Output the entries word for word. Omit images.

------ RECORDS SUPPLIED ------

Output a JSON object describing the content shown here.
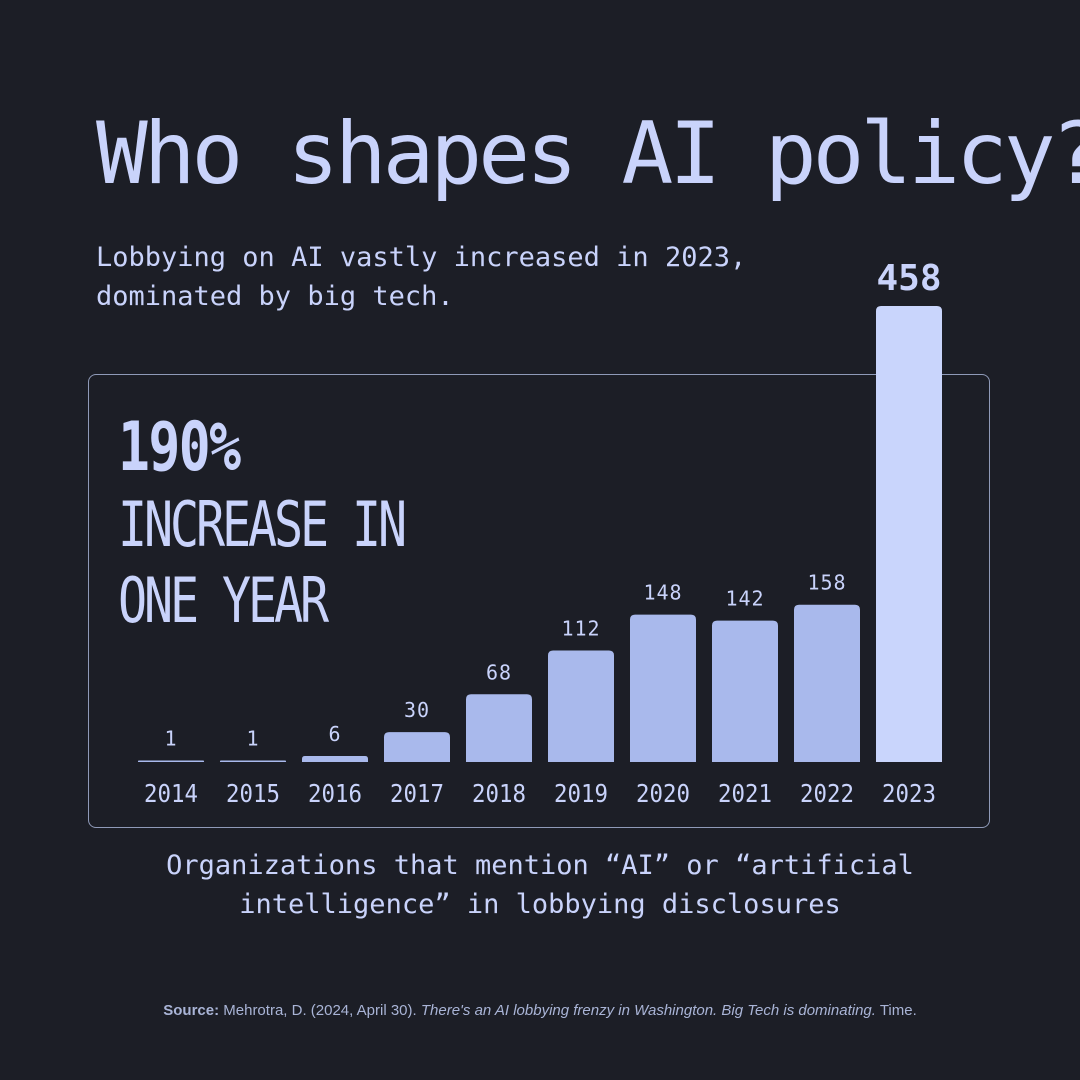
{
  "title": "Who shapes AI policy?",
  "subtitle": {
    "line1": "Lobbying on AI vastly increased in 2023,",
    "line2": "dominated by big tech."
  },
  "stat": {
    "value": "190%",
    "line1": "INCREASE IN",
    "line2": "ONE YEAR"
  },
  "caption": {
    "line1": "Organizations that mention “AI” or “artificial",
    "line2": "intelligence” in lobbying disclosures"
  },
  "source": {
    "label": "Source:",
    "text1": " Mehrotra, D. (2024, April 30). ",
    "title": "There's an AI lobbying frenzy in Washington. Big Tech is dominating.",
    "text2": " Time."
  },
  "colors": {
    "background": "#1c1e26",
    "text": "#c9d3fb",
    "bar": "#a9b9ec",
    "bar_highlight": "#c9d5fc",
    "panel_border": "#8f9ab8"
  },
  "chart_data": {
    "type": "bar",
    "categories": [
      "2014",
      "2015",
      "2016",
      "2017",
      "2018",
      "2019",
      "2020",
      "2021",
      "2022",
      "2023"
    ],
    "values": [
      1,
      1,
      6,
      30,
      68,
      112,
      148,
      142,
      158,
      458
    ],
    "highlight": "2023",
    "title": "Who shapes AI policy?",
    "xlabel": "",
    "ylabel": "",
    "ylim": [
      0,
      458
    ],
    "grid": false,
    "legend": "none"
  }
}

------

TASK RESPONSE:
Output a JSON object describing the content shown here.
{
  "title": "Who shapes AI policy?",
  "subtitle": {
    "line1": "Lobbying on AI vastly increased in 2023,",
    "line2": "dominated by big tech."
  },
  "stat": {
    "value": "190%",
    "line1": "INCREASE IN",
    "line2": "ONE YEAR"
  },
  "caption": {
    "line1": "Organizations that mention “AI” or “artificial",
    "line2": "intelligence” in lobbying disclosures"
  },
  "source": {
    "label": "Source:",
    "text1": " Mehrotra, D. (2024, April 30). ",
    "title": "There's an AI lobbying frenzy in Washington. Big Tech is dominating.",
    "text2": " Time."
  },
  "colors": {
    "background": "#1c1e26",
    "text": "#c9d3fb",
    "bar": "#a9b9ec",
    "bar_highlight": "#c9d5fc",
    "panel_border": "#8f9ab8"
  },
  "chart_data": {
    "type": "bar",
    "categories": [
      "2014",
      "2015",
      "2016",
      "2017",
      "2018",
      "2019",
      "2020",
      "2021",
      "2022",
      "2023"
    ],
    "values": [
      1,
      1,
      6,
      30,
      68,
      112,
      148,
      142,
      158,
      458
    ],
    "highlight": "2023",
    "title": "Who shapes AI policy?",
    "xlabel": "",
    "ylabel": "",
    "ylim": [
      0,
      458
    ],
    "grid": false,
    "legend": "none"
  }
}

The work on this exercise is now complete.